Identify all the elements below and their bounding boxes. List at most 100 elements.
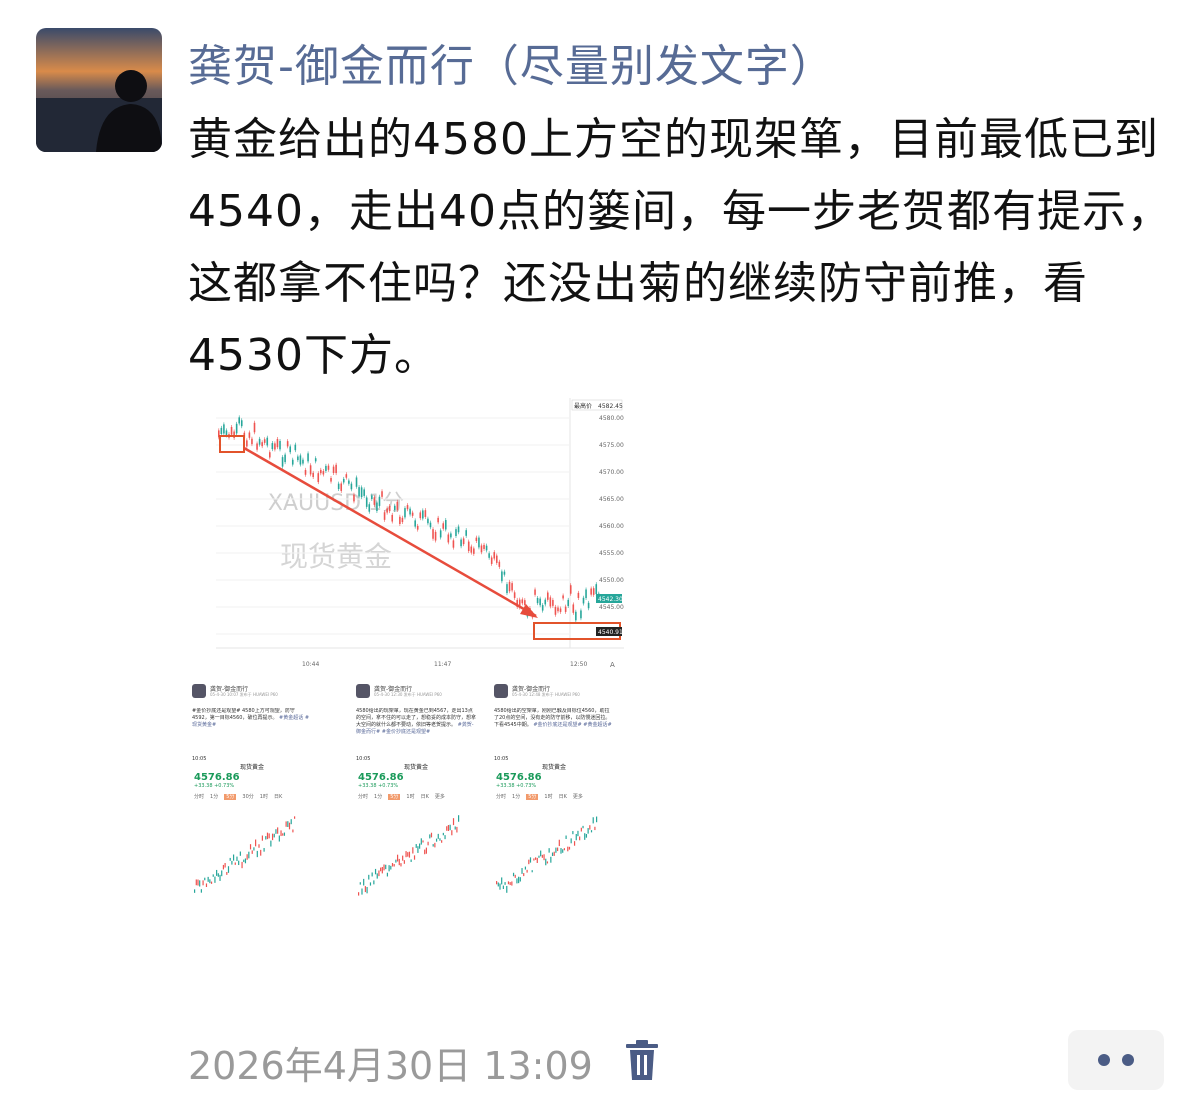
thumb-candle <box>496 881 498 885</box>
thumb-candle <box>376 873 378 879</box>
candle <box>401 517 404 523</box>
thumb-candle <box>568 846 571 850</box>
candle <box>480 545 483 553</box>
thumb-meta: 05-4-30 12:30 发布于 HUAWEI P60 <box>374 692 442 697</box>
avatar[interactable] <box>36 28 162 152</box>
candle <box>365 497 368 507</box>
thumb-candle <box>419 843 421 849</box>
y-tick-label: 4555.00 <box>599 550 624 557</box>
candle <box>396 501 399 510</box>
thumb-candle <box>412 847 414 854</box>
post-timestamp: 2026年4月30日 13:09 <box>188 1044 593 1088</box>
candle <box>414 520 416 527</box>
thumb-candle <box>236 856 238 862</box>
thumb-candle <box>278 835 280 842</box>
thumb-candle <box>407 852 409 857</box>
thumb-candle <box>422 840 424 843</box>
thumb-candle <box>273 833 275 838</box>
thumb-candle <box>395 859 397 863</box>
thumb-candle <box>234 862 236 865</box>
thumb-candle <box>531 870 533 873</box>
candle <box>485 545 488 551</box>
candle <box>388 505 391 512</box>
trend-arrow <box>243 446 537 618</box>
thumb-meta: 05-4-30 10:07 发布于 HUAWEI P60 <box>210 692 278 697</box>
candle <box>524 600 526 605</box>
post-image-thumb-3[interactable]: 龚贺-御金而行 05-4-30 12:48 发布于 HUAWEI P60 458… <box>492 680 616 970</box>
candle <box>253 422 256 433</box>
thumb-candle <box>570 838 572 844</box>
candle <box>325 465 327 471</box>
thumb-candle <box>212 874 214 877</box>
thumb-candle <box>280 830 282 837</box>
candle <box>595 584 598 595</box>
post-image-chart[interactable]: XAUUSD 1分 现货黄金 4580.00 4575.00 4570.00 4565… <box>216 398 624 672</box>
thumb-candle <box>290 819 292 825</box>
candle <box>508 581 511 592</box>
candle <box>230 426 233 435</box>
candle <box>294 444 297 451</box>
candle <box>269 452 271 458</box>
candle <box>371 495 373 499</box>
candle <box>373 497 376 505</box>
thumb-candle <box>369 882 372 886</box>
thumb-candle <box>202 880 204 886</box>
candle <box>447 534 450 543</box>
post-image-thumb-2[interactable]: 龚贺-御金而行 05-4-30 12:30 发布于 HUAWEI P60 458… <box>354 680 478 970</box>
candle <box>493 552 496 559</box>
thumb-candle <box>501 877 503 885</box>
candle <box>368 504 371 512</box>
thumb-tabs: 分时 1分 5分 1时 日K 更多 <box>358 794 445 800</box>
thumb-candle <box>560 848 562 854</box>
candle <box>490 557 493 564</box>
thumb-candle <box>380 867 382 872</box>
candle <box>360 487 363 498</box>
thumb-candle <box>458 815 460 822</box>
post-image-thumb-1[interactable]: 龚贺-御金而行 05-4-30 10:07 发布于 HUAWEI P60 #金价… <box>190 680 314 970</box>
candle <box>582 597 585 604</box>
x-tick-label: 11:47 <box>434 661 451 668</box>
thumb-candle <box>429 834 431 839</box>
thumb-candle <box>572 831 574 835</box>
candle <box>575 611 577 621</box>
thumb-candle <box>383 864 385 871</box>
thumb-candle <box>592 817 594 824</box>
thumb-candle <box>271 833 274 841</box>
trash-icon[interactable] <box>622 1038 662 1082</box>
candle <box>411 512 414 516</box>
author-name[interactable]: 龚贺-御金而行（尽量别发文字） <box>188 30 835 94</box>
thumb-candle <box>363 878 365 886</box>
candle <box>251 438 253 445</box>
candle <box>399 516 401 524</box>
thumb-candle <box>361 888 363 895</box>
thumb-candle <box>444 835 446 840</box>
candle <box>467 541 470 552</box>
candle <box>406 505 409 510</box>
thumb-candle <box>410 859 412 862</box>
thumb-avatar <box>192 684 206 698</box>
y-tick-label: 4560.00 <box>599 523 624 530</box>
candle <box>419 512 422 519</box>
candle <box>572 604 575 613</box>
thumb-candle <box>558 839 560 847</box>
thumb-candle <box>594 826 596 831</box>
more-button[interactable] <box>1068 1030 1164 1090</box>
candle <box>434 531 437 541</box>
thumb-quote-title: 现货黄金 <box>239 764 264 771</box>
thumb-candle <box>449 824 451 831</box>
candle <box>541 605 544 611</box>
candle <box>335 464 337 474</box>
thumb-candle <box>288 822 291 830</box>
thumb-candle <box>435 838 438 842</box>
candle <box>263 439 266 443</box>
thumb-candle <box>424 849 426 855</box>
avatar-image <box>36 28 162 152</box>
thumb-candle <box>216 869 218 876</box>
thumb-candle <box>373 880 375 885</box>
thumb-candle <box>371 872 373 877</box>
candle <box>473 548 475 554</box>
thumb-candle <box>567 846 569 852</box>
thumb-candle <box>575 833 577 841</box>
thumb-candle <box>214 876 216 883</box>
candle <box>483 544 485 549</box>
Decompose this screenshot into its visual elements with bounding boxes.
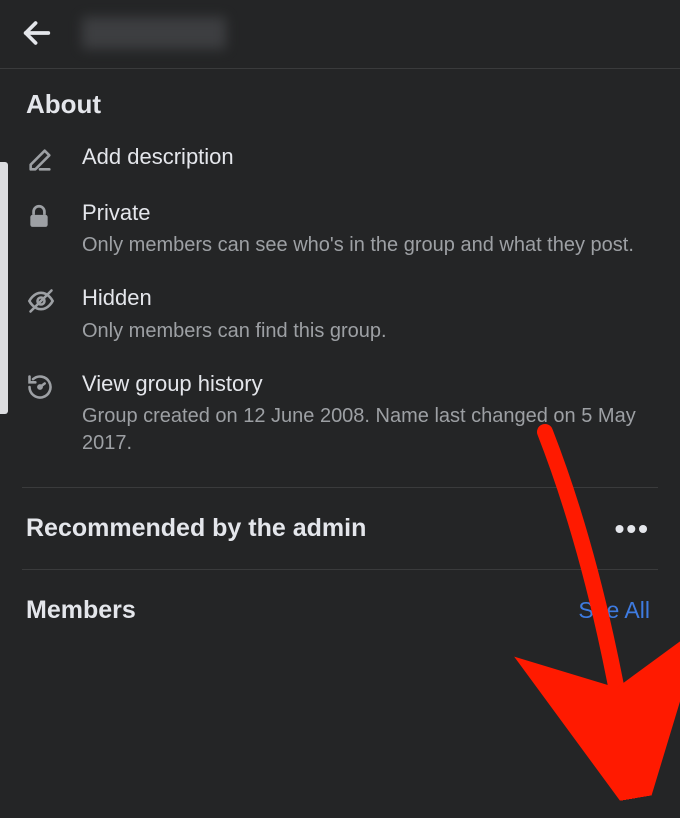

__________________________________________________

• **EXERCISE AIM**
Reproduce the listing above line for line, with no changes, and omit the pictures from your output.

• **TASK ANSWER**
Identify all the elements below and their bounding boxes. List at most 100 elements.
thumb-candle <box>496 881 498 885</box>
thumb-candle <box>376 873 378 879</box>
candle <box>401 517 404 523</box>
thumb-candle <box>568 846 571 850</box>
candle <box>480 545 483 553</box>
thumb-meta: 05-4-30 12:30 发布于 HUAWEI P60 <box>374 692 442 697</box>
avatar[interactable] <box>36 28 162 152</box>
candle <box>365 497 368 507</box>
thumb-candle <box>419 843 421 849</box>
y-tick-label: 4555.00 <box>599 550 624 557</box>
candle <box>396 501 399 510</box>
thumb-candle <box>412 847 414 854</box>
post-timestamp: 2026年4月30日 13:09 <box>188 1044 593 1088</box>
candle <box>414 520 416 527</box>
thumb-candle <box>236 856 238 862</box>
thumb-candle <box>278 835 280 842</box>
thumb-candle <box>407 852 409 857</box>
thumb-candle <box>422 840 424 843</box>
thumb-candle <box>273 833 275 838</box>
thumb-candle <box>395 859 397 863</box>
thumb-candle <box>234 862 236 865</box>
thumb-candle <box>531 870 533 873</box>
candle <box>485 545 488 551</box>
candle <box>388 505 391 512</box>
trend-arrow <box>243 446 537 618</box>
thumb-meta: 05-4-30 10:07 发布于 HUAWEI P60 <box>210 692 278 697</box>
candle <box>524 600 526 605</box>
post-image-thumb-3[interactable]: 龚贺-御金而行 05-4-30 12:48 发布于 HUAWEI P60 458… <box>492 680 616 970</box>
candle <box>253 422 256 433</box>
thumb-candle <box>570 838 572 844</box>
candle <box>325 465 327 471</box>
thumb-candle <box>212 874 214 877</box>
thumb-candle <box>280 830 282 837</box>
candle <box>595 584 598 595</box>
post-image-chart[interactable]: XAUUSD 1分 现货黄金 4580.00 4575.00 4570.00 4565… <box>216 398 624 672</box>
thumb-candle <box>290 819 292 825</box>
candle <box>508 581 511 592</box>
candle <box>230 426 233 435</box>
candle <box>294 444 297 451</box>
candle <box>269 452 271 458</box>
candle <box>371 495 373 499</box>
candle <box>373 497 376 505</box>
thumb-candle <box>369 882 372 886</box>
thumb-candle <box>202 880 204 886</box>
candle <box>447 534 450 543</box>
post-image-thumb-2[interactable]: 龚贺-御金而行 05-4-30 12:30 发布于 HUAWEI P60 458… <box>354 680 478 970</box>
candle <box>493 552 496 559</box>
thumb-candle <box>501 877 503 885</box>
candle <box>368 504 371 512</box>
thumb-tabs: 分时 1分 5分 1时 日K 更多 <box>358 794 445 800</box>
thumb-candle <box>560 848 562 854</box>
candle <box>490 557 493 564</box>
thumb-candle <box>380 867 382 872</box>
candle <box>360 487 363 498</box>
thumb-candle <box>458 815 460 822</box>
post-image-thumb-1[interactable]: 龚贺-御金而行 05-4-30 10:07 发布于 HUAWEI P60 #金价… <box>190 680 314 970</box>
candle <box>582 597 585 604</box>
x-tick-label: 11:47 <box>434 661 451 668</box>
thumb-candle <box>429 834 431 839</box>
thumb-candle <box>572 831 574 835</box>
candle <box>575 611 577 621</box>
thumb-candle <box>383 864 385 871</box>
thumb-candle <box>592 817 594 824</box>
thumb-candle <box>271 833 274 841</box>
trash-icon[interactable] <box>622 1038 662 1082</box>
candle <box>411 512 414 516</box>
author-name[interactable]: 龚贺-御金而行（尽量别发文字） <box>188 30 835 94</box>
thumb-candle <box>363 878 365 886</box>
candle <box>251 438 253 445</box>
candle <box>399 516 401 524</box>
thumb-candle <box>361 888 363 895</box>
thumb-candle <box>444 835 446 840</box>
candle <box>467 541 470 552</box>
candle <box>406 505 409 510</box>
thumb-candle <box>410 859 412 862</box>
thumb-avatar <box>192 684 206 698</box>
y-tick-label: 4560.00 <box>599 523 624 530</box>
candle <box>419 512 422 519</box>
candle <box>572 604 575 613</box>
thumb-candle <box>558 839 560 847</box>
thumb-candle <box>594 826 596 831</box>
more-button[interactable] <box>1068 1030 1164 1090</box>
candle <box>434 531 437 541</box>
thumb-quote-title: 现货黄金 <box>239 764 264 771</box>
thumb-candle <box>449 824 451 831</box>
candle <box>541 605 544 611</box>
candle <box>335 464 337 474</box>
thumb-candle <box>288 822 291 830</box>
thumb-candle <box>435 838 438 842</box>
candle <box>263 439 266 443</box>
thumb-candle <box>424 849 426 855</box>
avatar-image <box>36 28 162 152</box>
thumb-candle <box>216 869 218 876</box>
thumb-candle <box>373 880 375 885</box>
thumb-candle <box>371 872 373 877</box>
candle <box>473 548 475 554</box>
thumb-candle <box>567 846 569 852</box>
thumb-candle <box>575 833 577 841</box>
thumb-candle <box>214 876 216 883</box>
candle <box>483 544 485 549</box>
Decompose this screenshot into its visual elements with bounding boxes.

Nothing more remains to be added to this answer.